SELECTED PASSAGE —

◇ ◇ ◇

Background

Founded in 2010, Phinsys has built a platform of intelligent software tools that streamline and automate the finance function of insurers and improve their financial accounting, regulatory reporting and analytical processes. We work with a wide range of insurance organisations large and small across the UK, Europe, US, Bermuda and Lloyd’s insurance markets. Our flexible and scalable software is suited to any insurance business from start-ups to those undergoing change through rapid growth, strategic merger, acquisition or the management of run-off portfolios.

Richard Tyler-Chief Executive Officer

Richard Tyler is the CEO and Co-Founder of Phinsys Limited, who oversees the technical function and is responsible for overall technical and functional direction of all Phinsys projects. Richard has extensive experience in leadership positions within the Insurance and Financial sectors over his 29 years in the industry, which he leverages in his role as the CEO of Phinsys when ideating and executing technological solutions. A background in Finance and Accounting within the Insurance Industry allied to his technical knowledge meant he was uniquely qualified to create Phinsys, and build solutions that meet the needs of Finance and IT departments within the Insurance Industry.

Fiaz Ali - Data Architect

With 25 years of experience in the insurance and IT industry, Fiaz has built a diverse career spanning software development, technical services, project management, and business intelligence. With strong technical expertise and acute understanding of emerging technologies, Fiaz has been tasked with leading our data driven initiatives for the R&D team whilst supporting design and architecture. Prior to Phinsys, Fiaz led several successful large-scale data warehousing initiatives for industry leading insurance firms at Moore Stephens Consulting, encompassing the development of ETL control architecture and implementation of technical design patterns.

Matthew Merrifield - Technical Architect

As a seasoned veteran with a track record of enterprise software delivery, Matt has accumulated 16 years of experience architecting and building innovative insurance products. In his role as Technical Architect, he verses himself with the latest technology trends to ensure his technical stack is aligned with our project goals. His blended background of full stack software development; specialising in C#,Angular frameworks, and enterprise architecture is integral to the execution of the project pipeline. Matt also brought his prior experience at Atrium Underwriters Ltd to the current role, where he led delivery of numerous software focused projects as a software developer within a Lloyd's and US focused insurer.

“Implementing the Phinsys platform is an exciting and important step forwards for Markel, at a time of significant growth. This platform will optimise our financial and reserving processes whilst reducing costs and enhancing scalability. As we set our sights on becoming the leading specialty insurer, we’re investing in our processes and prioritising productivity so that, ultimately, we can pass the benefits on to our clients.”

◇ ◇ ◇

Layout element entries

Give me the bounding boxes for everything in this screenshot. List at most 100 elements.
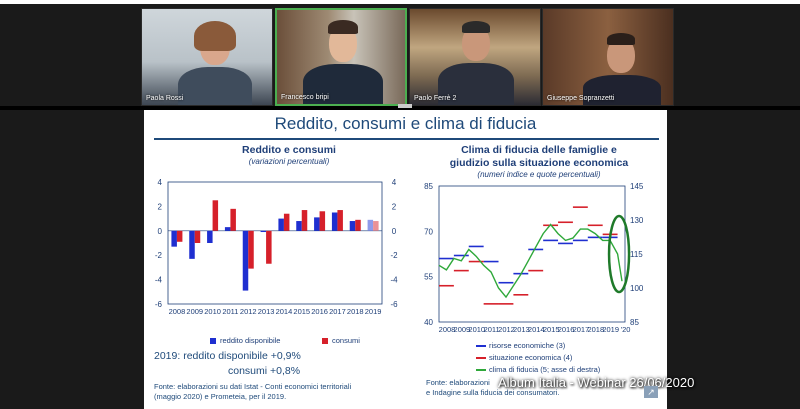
gallery-divider	[0, 106, 800, 110]
x-tick-label: 2016	[558, 325, 575, 334]
bar	[314, 217, 320, 231]
legend-swatch	[476, 345, 486, 348]
bar	[242, 230, 249, 291]
bar	[266, 230, 272, 264]
source-right-line1: Fonte: elaborazioni	[426, 378, 490, 387]
y-tick-label-left: 40	[424, 318, 433, 327]
source-left-line2: (maggio 2020) e Prometeia, per il 2019.	[154, 392, 287, 401]
legend-consumi: consumi	[322, 336, 360, 345]
y-tick-label-left: 70	[424, 227, 433, 236]
y-tick-label-left: 2	[158, 202, 163, 211]
right-chart-subtitle: (numeri indice e quote percentuali)	[477, 170, 601, 179]
legend-label: clima di fiducia (5; asse di destra)	[489, 365, 601, 374]
y-tick-label-right: -4	[390, 276, 398, 285]
x-tick-label: 2013	[258, 307, 275, 316]
left-chart-subtitle: (variazioni percentuali)	[248, 157, 330, 166]
bar	[301, 210, 308, 231]
y-tick-label-right: 130	[630, 216, 644, 225]
x-tick-label: 2015	[543, 325, 560, 334]
title-rule	[154, 138, 659, 140]
participant-tile[interactable]: Giuseppe Sopranzetti	[542, 8, 674, 106]
bar	[189, 230, 195, 259]
x-tick-label: 2016	[311, 307, 328, 316]
bar	[230, 208, 236, 231]
right-chart-title-line2: giudizio sulla situazione economica	[449, 157, 629, 169]
legend-reddito: reddito disponibile	[210, 336, 280, 345]
x-tick-label: 2012	[498, 325, 515, 334]
x-tick-label: 2018	[347, 307, 364, 316]
y-tick-label-left: 85	[424, 182, 433, 191]
confidence-line	[438, 223, 623, 299]
legend-label: reddito disponibile	[220, 336, 281, 345]
y-tick-label-right: 145	[630, 182, 644, 191]
legend-swatch	[476, 357, 486, 360]
bar	[331, 212, 338, 231]
y-tick-label-left: -2	[155, 251, 163, 260]
y-tick-label-right: 0	[392, 227, 397, 236]
participant-body	[583, 75, 661, 105]
participant-gallery: Paola Rossi Francesco bripi Paolo Ferrè …	[0, 4, 800, 106]
x-tick-label: 2019	[602, 325, 619, 334]
left-chart-title: Reddito e consumi	[242, 144, 336, 156]
y-tick-label-right: 100	[630, 284, 644, 293]
y-tick-label-right: 115	[630, 250, 643, 259]
right-chart-title-line1: Clima di fiducia delle famiglie e	[461, 144, 617, 156]
participant-name: Paola Rossi	[146, 95, 184, 102]
bar	[283, 213, 290, 231]
x-tick-label: 2011	[484, 325, 500, 334]
bar	[224, 227, 231, 231]
shared-slide: Reddito, consumi e clima di fiducia Redd…	[144, 110, 667, 409]
bar	[319, 211, 326, 231]
highlight-ellipse	[607, 214, 631, 294]
participant-name: Giuseppe Sopranzetti	[547, 95, 615, 102]
x-tick-label: 2009	[186, 307, 203, 316]
y-tick-label-left: 0	[158, 227, 163, 236]
participant-body	[303, 64, 383, 104]
x-tick-label: '20	[621, 325, 631, 334]
legend-risorse: risorse economiche (3)	[476, 341, 565, 350]
gallery-resize-handle[interactable]	[398, 104, 412, 108]
y-tick-label-right: -6	[390, 300, 398, 309]
y-tick-label-right: -2	[390, 251, 398, 260]
x-tick-label: 2008	[169, 307, 186, 316]
bar	[260, 230, 267, 233]
legend-label: situazione economica (4)	[489, 353, 573, 362]
expand-icon[interactable]: ↗	[644, 386, 658, 398]
source-right-line2: e Indagine sulla fiducia dei consumatori…	[426, 388, 560, 397]
participant-tile-active[interactable]: Francesco bripi	[275, 8, 407, 106]
legend-label: risorse economiche (3)	[489, 341, 566, 350]
y-tick-label-right: 2	[392, 202, 397, 211]
note-reddito: 2019: reddito disponibile +0,9%	[154, 350, 301, 362]
bar	[171, 230, 177, 247]
bar	[176, 230, 183, 242]
bar	[367, 219, 374, 231]
x-tick-label: 2013	[513, 325, 530, 334]
participant-tile[interactable]: Paola Rossi	[141, 8, 273, 106]
x-tick-label: 2019	[365, 307, 382, 316]
x-tick-label: 2011	[222, 307, 238, 316]
participant-tile[interactable]: Paolo Ferrè 2	[409, 8, 541, 106]
bar	[296, 221, 302, 231]
x-tick-label: 2010	[204, 307, 221, 316]
y-tick-label-right: 85	[630, 318, 639, 327]
legend-clima: clima di fiducia (5; asse di destra)	[476, 365, 600, 374]
line-chart: 4055708585100115130145200820092010201120…	[424, 182, 644, 334]
x-tick-label: 2009	[454, 325, 471, 334]
legend-swatch	[210, 338, 216, 345]
bar	[207, 230, 213, 243]
bar	[337, 210, 343, 231]
plot-frame	[167, 181, 383, 305]
x-tick-label: 2010	[468, 325, 485, 334]
bar	[248, 230, 254, 269]
source-left-line1: Fonte: elaborazioni su dati Istat - Cont…	[154, 382, 352, 391]
slide-title: Reddito, consumi e clima di fiducia	[274, 114, 537, 133]
participant-body	[178, 67, 252, 105]
x-tick-label: 2015	[293, 307, 310, 316]
bar	[194, 230, 201, 243]
x-tick-label: 2014	[276, 307, 293, 316]
legend-situazione: situazione economica (4)	[476, 353, 572, 362]
bar	[355, 219, 361, 231]
y-tick-label-left: 4	[158, 178, 163, 187]
legend-swatch	[476, 369, 486, 372]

◇ ◇ ◇

GIVEN INSTRUCTION A — Using the Phinsys background text, decide whether each statement agrees with it: (i) Phinsys was founded in 2010; (ii) Fiaz Ali has 29 years of experience in the insurance and IT industry; (iii) Matthew Merrifield worked at Moore Stephens Consulting before joining Phinsys. Answer yes or no for each, and quote the words from the text that settle it.
GIVEN INSTRUCTION B — Write the next part of the Phinsys background text, starting after the closing quotation.

OUTPUT A —
(i) Yes: "Founded in 2010, Phinsys has built a platform of intelligent software tools"
(ii) No: "With 25 years of experience in the insurance and IT industry, Fiaz has built a diverse career"
(iii) No: "Matt also brought his prior experience at Atrium Underwriters Ltd to the current role"

OUTPUT B —
COO, Markel International

“As a start-up company, our engagement with Phinsys was not about improving or consolidating existing systems and processes, but about building an efficient finance calculation engine in one platform, allowing us better access to more transparent data than might otherwise have been the case in traditional systems. While we look forward to our continued partnership with Phinsys, we are pleased to have successfully concluded this first, significant stage of that development”.

CFO, Conduit Re

Awards

• Insurance ERM Digital transformation – Insurtech solution 2021
• 3 x European Insurance Technology Awards 2022
  • Best Data Solutions Provider
  • Best Software Provider – Digital Back End
  • Best Automations Solution Provider
• Insurance Times Tech & Innovation Awards – Technology Partner of the Year (Silver) 2023
• Insurance ERM – End-user Computing Risk Management Solution of the Year 2024

Partnerships

• Lloyd's Lab: Cohort 3 Member 2019
• PwC: Scale-Up Cohort 2019 (Joint Business Relationship - IFRS17 implementation partner)
• Oxbow Partners: Insurtech Impact 25 member 2020

Organisations relied on a mix of discrete tools for ETL, data processing, storage, and orchestration, often from different vendors and internal development initiatives. This created complexity, high integration costs, and overhead. Seamlessly combining these technologies into a cohesive, scalable system was a significant challenge. There were also gaps in industry knowledge and capability to support the scalability, security, infrastructure agility, data sovereignty and regulatory compliance requirements specific to insurance as a sector.

Proof of Concept (PoC) Development: Exploratory engineering work to evaluate technical feasibility under uncertainty, including testing Azure routing capabilities, hybrid agent orchestration models, and CI/CD performance tuning.

Custom Software Components and Libraries: Building C# libraries for dynamic routing, virtual machine orchestration, secure on-prem data access, and infrastructure state management, where no commercial equivalent existed.

Protocol and Authentication Mechanism Evaluation: Empirical testing of transport and communication protocols (e.g. SignalR) and authentication layers (e.g. Azure AD), including benchmarking and failure mode analysis.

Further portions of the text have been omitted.